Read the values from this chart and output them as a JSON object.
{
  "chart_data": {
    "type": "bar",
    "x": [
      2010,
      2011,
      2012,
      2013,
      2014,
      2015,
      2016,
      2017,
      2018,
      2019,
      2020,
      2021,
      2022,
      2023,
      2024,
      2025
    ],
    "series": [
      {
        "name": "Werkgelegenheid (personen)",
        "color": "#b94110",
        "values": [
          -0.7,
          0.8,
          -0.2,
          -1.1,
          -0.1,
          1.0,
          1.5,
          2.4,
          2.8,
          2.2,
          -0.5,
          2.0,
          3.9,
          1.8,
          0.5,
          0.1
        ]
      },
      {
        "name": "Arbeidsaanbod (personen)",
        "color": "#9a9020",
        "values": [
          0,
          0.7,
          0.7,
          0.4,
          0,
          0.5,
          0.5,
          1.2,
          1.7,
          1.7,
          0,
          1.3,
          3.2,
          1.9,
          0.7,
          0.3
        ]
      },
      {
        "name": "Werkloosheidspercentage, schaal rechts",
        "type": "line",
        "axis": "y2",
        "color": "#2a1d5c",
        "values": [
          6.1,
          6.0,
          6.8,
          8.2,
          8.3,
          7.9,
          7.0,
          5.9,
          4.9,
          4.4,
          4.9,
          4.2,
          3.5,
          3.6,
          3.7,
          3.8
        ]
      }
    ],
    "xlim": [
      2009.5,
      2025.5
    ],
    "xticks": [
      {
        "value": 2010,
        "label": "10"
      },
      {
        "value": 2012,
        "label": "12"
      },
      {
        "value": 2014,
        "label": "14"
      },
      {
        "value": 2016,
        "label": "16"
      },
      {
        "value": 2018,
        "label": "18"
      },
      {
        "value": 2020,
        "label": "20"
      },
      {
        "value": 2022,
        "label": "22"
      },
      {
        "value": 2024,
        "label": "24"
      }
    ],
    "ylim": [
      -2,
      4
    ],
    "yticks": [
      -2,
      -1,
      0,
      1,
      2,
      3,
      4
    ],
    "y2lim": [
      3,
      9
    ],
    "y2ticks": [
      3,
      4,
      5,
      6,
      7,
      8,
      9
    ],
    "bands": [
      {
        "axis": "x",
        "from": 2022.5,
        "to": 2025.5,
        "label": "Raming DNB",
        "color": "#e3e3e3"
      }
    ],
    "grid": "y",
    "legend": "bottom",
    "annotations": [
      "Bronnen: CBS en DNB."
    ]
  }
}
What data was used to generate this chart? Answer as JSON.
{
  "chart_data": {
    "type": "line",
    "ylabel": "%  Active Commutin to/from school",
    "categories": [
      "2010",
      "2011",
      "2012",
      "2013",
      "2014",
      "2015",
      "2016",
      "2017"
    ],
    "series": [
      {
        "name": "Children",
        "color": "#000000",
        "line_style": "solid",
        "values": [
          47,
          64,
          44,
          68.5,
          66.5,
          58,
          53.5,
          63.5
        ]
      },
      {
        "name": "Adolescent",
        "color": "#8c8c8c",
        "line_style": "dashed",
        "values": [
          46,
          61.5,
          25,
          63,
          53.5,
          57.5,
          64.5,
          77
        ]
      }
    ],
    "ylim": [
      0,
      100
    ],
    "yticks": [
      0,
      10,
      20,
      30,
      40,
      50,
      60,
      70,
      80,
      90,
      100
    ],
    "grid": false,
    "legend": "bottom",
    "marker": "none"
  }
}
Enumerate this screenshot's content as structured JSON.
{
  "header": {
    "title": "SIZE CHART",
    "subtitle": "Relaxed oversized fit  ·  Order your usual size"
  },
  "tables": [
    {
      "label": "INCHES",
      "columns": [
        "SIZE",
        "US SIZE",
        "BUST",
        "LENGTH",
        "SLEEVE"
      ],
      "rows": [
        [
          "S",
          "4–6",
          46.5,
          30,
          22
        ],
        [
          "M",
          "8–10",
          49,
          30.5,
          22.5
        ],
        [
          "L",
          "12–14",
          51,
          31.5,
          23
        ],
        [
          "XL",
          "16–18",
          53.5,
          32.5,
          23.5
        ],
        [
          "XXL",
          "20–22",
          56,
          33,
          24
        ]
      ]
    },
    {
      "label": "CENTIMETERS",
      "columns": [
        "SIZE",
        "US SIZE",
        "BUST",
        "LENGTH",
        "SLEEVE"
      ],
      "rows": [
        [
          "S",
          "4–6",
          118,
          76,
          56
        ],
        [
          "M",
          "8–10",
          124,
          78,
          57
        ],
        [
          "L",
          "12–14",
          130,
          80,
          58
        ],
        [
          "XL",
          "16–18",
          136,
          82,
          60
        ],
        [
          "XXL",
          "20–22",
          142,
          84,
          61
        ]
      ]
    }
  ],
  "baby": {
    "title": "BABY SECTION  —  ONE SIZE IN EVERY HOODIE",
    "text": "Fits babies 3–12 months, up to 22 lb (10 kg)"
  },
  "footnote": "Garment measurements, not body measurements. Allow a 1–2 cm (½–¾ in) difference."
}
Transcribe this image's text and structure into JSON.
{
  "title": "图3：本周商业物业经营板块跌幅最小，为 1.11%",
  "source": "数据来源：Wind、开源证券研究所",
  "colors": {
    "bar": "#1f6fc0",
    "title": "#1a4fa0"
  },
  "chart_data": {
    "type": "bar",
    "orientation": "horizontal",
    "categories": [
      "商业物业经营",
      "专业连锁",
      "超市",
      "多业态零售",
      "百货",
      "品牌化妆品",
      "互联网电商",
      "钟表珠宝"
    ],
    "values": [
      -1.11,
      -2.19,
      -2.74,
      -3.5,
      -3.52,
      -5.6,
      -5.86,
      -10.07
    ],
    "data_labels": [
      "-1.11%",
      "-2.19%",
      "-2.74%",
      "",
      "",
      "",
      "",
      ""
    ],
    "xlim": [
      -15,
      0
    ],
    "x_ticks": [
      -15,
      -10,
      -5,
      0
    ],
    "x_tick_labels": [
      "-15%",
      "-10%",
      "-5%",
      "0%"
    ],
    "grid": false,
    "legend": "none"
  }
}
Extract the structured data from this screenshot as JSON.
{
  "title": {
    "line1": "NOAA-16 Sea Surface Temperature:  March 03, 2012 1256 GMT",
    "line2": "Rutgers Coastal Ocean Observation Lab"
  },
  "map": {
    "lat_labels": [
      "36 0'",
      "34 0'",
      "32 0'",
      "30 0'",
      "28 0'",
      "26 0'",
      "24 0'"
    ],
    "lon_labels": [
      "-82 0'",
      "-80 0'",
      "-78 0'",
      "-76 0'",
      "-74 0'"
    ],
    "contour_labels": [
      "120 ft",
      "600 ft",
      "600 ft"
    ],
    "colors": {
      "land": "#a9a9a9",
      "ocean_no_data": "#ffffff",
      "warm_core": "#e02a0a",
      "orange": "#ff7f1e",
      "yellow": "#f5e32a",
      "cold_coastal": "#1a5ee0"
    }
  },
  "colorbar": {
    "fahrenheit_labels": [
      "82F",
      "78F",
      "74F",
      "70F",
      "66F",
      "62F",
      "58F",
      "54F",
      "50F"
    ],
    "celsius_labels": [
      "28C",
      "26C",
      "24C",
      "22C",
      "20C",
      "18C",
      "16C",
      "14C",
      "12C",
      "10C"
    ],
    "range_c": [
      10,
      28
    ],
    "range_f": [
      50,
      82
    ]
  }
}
######
--- WHAT THE EXERCISE ASKS ---
Find all lines where the word "name" appears. Copy them.

--- OUTPUT FOR THIS TASK ---
        "name": "Werkgelegenheid (personen)",
        "name": "Arbeidsaanbod (personen)",
        "name": "Werkloosheidspercentage, schaal rechts",
        "name": "Children",
        "name": "Adolescent",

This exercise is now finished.